*** WORKING DATA ***

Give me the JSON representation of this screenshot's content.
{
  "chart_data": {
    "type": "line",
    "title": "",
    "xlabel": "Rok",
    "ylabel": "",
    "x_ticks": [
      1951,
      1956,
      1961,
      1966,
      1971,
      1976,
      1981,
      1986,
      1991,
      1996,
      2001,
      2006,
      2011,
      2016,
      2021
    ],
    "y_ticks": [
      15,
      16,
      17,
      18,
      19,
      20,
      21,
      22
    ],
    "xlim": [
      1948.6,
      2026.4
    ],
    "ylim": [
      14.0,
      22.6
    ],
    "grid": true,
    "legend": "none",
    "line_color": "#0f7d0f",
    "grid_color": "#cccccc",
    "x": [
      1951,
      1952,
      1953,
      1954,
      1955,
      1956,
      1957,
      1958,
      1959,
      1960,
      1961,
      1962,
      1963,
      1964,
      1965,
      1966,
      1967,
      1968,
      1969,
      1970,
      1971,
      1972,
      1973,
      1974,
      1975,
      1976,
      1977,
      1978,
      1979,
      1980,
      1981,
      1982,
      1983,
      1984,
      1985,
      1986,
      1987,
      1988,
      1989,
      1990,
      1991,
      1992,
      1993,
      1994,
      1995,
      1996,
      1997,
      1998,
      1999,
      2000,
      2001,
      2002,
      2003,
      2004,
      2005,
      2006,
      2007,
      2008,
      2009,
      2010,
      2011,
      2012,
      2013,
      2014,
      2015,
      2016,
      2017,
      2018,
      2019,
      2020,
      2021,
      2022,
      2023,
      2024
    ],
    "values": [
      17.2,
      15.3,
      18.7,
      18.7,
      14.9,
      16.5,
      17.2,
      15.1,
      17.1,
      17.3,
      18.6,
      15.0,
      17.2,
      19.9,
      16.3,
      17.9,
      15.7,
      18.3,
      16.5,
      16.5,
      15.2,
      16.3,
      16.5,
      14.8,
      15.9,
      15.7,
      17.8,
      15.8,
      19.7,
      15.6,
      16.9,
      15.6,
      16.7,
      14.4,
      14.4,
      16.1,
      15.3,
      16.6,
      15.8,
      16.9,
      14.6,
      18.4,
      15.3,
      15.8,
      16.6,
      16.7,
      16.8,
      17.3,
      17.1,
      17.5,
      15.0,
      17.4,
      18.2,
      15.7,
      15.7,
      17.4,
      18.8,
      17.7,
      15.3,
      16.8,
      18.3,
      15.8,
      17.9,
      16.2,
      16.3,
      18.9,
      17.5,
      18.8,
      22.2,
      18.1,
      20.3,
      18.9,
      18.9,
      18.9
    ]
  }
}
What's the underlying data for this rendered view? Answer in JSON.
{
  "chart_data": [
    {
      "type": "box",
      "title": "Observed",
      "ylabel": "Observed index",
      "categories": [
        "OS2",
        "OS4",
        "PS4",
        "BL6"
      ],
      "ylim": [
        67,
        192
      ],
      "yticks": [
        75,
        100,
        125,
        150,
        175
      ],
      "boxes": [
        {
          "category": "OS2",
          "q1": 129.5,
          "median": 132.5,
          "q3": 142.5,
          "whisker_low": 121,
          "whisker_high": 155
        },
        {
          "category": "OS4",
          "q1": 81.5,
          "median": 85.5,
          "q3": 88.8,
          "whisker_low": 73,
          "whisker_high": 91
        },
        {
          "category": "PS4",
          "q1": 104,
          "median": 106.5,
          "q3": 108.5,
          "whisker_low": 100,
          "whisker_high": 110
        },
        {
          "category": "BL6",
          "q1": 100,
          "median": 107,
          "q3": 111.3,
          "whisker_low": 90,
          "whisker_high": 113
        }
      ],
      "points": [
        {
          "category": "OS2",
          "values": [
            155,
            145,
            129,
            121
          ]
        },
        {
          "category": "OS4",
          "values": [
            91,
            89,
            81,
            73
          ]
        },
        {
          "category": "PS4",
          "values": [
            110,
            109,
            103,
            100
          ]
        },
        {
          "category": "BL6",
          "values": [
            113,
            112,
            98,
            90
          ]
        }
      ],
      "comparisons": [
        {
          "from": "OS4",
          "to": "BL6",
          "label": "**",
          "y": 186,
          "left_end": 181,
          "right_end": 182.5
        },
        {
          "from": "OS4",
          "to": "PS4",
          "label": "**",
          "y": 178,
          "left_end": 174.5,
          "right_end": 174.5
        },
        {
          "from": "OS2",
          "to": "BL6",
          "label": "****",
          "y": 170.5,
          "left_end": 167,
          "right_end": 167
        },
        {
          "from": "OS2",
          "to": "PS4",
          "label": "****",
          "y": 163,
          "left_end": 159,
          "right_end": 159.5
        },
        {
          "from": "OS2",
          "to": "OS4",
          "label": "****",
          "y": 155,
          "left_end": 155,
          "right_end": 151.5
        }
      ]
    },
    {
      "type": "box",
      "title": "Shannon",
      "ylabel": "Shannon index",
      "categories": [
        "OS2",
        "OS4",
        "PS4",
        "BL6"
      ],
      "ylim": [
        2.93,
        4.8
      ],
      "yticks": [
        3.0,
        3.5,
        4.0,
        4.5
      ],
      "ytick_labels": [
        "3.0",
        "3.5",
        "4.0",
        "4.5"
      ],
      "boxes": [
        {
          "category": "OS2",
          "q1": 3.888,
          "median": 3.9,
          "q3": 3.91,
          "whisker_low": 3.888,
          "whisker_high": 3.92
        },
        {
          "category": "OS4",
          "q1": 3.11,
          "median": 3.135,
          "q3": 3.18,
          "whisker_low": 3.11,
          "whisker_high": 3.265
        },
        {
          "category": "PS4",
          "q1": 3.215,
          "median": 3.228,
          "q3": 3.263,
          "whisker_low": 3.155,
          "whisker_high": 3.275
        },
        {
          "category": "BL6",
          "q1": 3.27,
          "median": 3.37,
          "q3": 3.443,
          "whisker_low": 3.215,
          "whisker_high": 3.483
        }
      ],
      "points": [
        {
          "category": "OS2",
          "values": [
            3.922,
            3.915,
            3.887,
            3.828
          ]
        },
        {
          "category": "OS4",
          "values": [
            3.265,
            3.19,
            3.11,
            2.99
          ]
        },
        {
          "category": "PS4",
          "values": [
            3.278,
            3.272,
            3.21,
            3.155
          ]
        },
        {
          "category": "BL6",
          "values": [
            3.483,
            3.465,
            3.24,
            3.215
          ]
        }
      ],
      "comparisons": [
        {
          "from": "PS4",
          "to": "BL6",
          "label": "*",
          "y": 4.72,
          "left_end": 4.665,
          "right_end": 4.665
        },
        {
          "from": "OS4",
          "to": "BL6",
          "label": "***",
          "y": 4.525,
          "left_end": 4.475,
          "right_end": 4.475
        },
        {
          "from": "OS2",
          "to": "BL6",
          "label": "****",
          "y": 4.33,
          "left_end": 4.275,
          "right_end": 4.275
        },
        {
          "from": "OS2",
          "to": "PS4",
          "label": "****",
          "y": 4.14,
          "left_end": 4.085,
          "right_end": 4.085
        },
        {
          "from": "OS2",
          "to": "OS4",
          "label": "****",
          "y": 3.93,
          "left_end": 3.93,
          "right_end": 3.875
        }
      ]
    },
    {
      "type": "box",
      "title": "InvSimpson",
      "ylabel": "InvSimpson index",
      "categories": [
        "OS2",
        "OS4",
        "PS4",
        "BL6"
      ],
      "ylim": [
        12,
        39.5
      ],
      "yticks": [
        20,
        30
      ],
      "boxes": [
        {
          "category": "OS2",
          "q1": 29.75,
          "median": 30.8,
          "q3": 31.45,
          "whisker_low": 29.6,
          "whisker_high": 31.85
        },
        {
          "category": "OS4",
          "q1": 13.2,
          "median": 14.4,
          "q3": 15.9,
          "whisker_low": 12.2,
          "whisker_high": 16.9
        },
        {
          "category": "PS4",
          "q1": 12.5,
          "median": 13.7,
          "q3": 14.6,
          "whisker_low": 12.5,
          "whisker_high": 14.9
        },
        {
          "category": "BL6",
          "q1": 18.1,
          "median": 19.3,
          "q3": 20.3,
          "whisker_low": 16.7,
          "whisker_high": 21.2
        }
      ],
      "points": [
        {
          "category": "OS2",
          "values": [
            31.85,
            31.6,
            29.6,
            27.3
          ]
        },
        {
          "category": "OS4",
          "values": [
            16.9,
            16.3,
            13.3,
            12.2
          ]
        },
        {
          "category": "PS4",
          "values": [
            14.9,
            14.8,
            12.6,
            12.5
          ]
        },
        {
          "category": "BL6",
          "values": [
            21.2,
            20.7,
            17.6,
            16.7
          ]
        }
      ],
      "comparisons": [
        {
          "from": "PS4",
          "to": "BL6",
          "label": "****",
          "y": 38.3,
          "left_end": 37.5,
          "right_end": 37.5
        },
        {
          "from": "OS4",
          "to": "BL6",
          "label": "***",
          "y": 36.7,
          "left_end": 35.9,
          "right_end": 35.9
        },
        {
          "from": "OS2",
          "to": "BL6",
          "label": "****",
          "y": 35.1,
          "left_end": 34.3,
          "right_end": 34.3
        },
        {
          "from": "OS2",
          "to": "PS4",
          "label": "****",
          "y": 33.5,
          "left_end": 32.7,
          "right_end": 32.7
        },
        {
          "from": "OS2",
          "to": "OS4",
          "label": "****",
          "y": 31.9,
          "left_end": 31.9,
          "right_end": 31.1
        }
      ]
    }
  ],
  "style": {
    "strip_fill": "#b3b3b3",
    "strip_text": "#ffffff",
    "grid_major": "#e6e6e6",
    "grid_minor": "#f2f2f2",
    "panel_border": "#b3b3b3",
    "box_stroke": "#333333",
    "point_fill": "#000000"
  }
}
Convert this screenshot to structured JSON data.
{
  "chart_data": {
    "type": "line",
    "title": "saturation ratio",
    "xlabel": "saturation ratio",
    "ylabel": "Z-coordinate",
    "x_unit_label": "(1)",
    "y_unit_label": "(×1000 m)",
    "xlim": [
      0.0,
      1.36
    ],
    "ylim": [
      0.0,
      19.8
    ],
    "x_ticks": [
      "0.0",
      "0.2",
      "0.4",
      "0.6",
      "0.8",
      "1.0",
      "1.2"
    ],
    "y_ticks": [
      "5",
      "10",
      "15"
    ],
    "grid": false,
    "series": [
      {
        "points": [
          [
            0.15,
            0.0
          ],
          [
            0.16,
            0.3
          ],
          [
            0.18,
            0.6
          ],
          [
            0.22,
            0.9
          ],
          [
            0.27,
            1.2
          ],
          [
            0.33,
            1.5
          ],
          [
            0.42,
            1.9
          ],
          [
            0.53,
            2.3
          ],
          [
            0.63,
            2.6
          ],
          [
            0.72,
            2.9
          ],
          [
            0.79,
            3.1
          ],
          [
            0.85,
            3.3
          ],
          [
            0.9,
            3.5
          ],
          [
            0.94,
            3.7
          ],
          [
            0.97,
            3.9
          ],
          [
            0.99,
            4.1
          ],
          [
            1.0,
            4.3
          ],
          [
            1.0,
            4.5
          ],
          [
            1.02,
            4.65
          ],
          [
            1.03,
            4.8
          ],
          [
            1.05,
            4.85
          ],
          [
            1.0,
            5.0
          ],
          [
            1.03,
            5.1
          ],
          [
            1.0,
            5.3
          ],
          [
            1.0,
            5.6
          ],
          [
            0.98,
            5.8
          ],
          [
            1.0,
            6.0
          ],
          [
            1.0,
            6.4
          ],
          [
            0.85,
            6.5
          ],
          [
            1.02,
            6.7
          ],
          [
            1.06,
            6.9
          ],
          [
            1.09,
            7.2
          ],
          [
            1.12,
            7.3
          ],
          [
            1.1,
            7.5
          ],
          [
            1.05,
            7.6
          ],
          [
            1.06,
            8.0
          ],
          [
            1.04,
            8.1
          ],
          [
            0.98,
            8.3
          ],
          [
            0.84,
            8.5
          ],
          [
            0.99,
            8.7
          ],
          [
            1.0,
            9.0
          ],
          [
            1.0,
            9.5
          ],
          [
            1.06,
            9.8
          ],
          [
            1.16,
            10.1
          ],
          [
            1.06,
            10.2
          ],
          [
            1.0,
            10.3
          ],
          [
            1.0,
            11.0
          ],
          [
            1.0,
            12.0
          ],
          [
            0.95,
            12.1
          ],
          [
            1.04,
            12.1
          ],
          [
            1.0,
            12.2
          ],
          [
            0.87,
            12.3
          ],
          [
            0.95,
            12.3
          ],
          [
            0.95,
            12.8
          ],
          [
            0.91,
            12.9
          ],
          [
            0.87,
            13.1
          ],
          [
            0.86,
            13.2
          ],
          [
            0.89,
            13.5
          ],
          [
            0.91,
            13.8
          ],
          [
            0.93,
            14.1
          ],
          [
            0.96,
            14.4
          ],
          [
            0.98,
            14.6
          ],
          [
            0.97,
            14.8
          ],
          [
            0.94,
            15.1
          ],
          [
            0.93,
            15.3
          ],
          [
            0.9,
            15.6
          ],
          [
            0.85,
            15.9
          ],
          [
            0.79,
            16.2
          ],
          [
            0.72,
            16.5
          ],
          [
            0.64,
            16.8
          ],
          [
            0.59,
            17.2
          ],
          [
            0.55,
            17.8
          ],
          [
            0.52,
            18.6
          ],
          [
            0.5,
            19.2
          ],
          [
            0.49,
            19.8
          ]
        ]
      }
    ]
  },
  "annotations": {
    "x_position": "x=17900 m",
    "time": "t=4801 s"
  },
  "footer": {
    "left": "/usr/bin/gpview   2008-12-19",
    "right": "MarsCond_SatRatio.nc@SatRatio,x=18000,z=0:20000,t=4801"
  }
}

***

OBJECTIVE
Pull every line containing "xlabel" from the material above.

ANSWER TO THE PROBLEM
    "xlabel": "Rok",
    "xlabel": "saturation ratio",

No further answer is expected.